■ **Goal**
Scan the material for the word "gedit", and copy each line where it shows up.

■ **Raw records**
=-=-=-=-=

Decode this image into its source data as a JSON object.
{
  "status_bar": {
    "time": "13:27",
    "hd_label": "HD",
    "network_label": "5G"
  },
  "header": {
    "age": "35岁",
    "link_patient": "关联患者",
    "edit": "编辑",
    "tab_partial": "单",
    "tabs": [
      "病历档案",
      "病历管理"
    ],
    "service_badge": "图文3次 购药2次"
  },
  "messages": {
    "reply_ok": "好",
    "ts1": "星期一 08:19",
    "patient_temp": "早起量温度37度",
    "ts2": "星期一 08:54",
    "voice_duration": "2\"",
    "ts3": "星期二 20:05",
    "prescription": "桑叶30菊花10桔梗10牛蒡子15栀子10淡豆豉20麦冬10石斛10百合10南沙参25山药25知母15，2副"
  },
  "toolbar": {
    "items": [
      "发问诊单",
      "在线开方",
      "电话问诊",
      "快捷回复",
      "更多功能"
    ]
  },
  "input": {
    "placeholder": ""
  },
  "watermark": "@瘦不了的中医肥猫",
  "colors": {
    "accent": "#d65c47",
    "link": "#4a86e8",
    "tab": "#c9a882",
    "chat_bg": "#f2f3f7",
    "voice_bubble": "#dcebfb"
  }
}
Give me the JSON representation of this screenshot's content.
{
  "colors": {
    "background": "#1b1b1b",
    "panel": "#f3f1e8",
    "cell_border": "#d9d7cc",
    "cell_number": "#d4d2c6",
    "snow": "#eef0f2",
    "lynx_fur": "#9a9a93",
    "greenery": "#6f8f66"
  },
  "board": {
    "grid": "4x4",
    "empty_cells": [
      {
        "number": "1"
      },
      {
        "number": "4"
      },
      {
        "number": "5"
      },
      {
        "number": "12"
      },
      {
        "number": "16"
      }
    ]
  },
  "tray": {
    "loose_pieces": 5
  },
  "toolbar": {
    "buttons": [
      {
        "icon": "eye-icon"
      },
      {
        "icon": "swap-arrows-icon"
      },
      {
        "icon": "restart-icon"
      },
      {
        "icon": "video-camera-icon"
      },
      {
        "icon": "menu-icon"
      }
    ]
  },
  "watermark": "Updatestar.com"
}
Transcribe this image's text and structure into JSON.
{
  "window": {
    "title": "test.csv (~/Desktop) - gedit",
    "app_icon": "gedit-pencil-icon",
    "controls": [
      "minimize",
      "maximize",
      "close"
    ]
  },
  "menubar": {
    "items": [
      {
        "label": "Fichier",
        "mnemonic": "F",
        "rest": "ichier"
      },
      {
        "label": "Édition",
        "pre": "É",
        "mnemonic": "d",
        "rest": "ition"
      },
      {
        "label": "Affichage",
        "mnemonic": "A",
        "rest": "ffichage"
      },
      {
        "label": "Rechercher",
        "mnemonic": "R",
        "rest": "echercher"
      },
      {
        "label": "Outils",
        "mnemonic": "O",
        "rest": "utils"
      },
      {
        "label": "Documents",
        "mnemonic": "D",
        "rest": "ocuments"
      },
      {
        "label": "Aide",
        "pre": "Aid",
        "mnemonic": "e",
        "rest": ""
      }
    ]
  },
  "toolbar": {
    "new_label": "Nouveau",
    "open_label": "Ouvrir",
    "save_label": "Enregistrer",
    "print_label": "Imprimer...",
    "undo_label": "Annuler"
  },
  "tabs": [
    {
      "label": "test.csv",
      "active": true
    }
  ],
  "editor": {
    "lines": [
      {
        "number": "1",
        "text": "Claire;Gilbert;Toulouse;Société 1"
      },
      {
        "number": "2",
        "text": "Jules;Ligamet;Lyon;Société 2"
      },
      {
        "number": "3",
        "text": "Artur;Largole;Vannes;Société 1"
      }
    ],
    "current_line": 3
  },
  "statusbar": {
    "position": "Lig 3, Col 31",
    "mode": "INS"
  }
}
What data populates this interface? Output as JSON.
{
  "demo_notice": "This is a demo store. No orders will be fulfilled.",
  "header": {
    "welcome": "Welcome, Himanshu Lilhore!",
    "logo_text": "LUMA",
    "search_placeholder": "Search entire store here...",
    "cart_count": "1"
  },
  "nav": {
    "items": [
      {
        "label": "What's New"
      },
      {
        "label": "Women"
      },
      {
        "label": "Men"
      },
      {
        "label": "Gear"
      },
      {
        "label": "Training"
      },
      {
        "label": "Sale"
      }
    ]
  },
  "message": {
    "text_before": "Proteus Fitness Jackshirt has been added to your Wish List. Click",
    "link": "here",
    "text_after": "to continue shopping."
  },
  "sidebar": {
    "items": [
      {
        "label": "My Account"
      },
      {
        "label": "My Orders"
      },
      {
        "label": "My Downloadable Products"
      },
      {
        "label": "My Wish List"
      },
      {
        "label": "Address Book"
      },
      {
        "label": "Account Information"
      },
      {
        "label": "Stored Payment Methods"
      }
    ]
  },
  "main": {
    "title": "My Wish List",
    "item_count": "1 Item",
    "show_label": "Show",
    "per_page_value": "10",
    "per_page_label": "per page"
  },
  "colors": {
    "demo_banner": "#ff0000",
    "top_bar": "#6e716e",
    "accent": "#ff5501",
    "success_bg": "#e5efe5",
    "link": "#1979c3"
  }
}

=-=-=-=-=

■ **Written response**
    "title": "test.csv (~/Desktop) - gedit",
    "app_icon": "gedit-pencil-icon",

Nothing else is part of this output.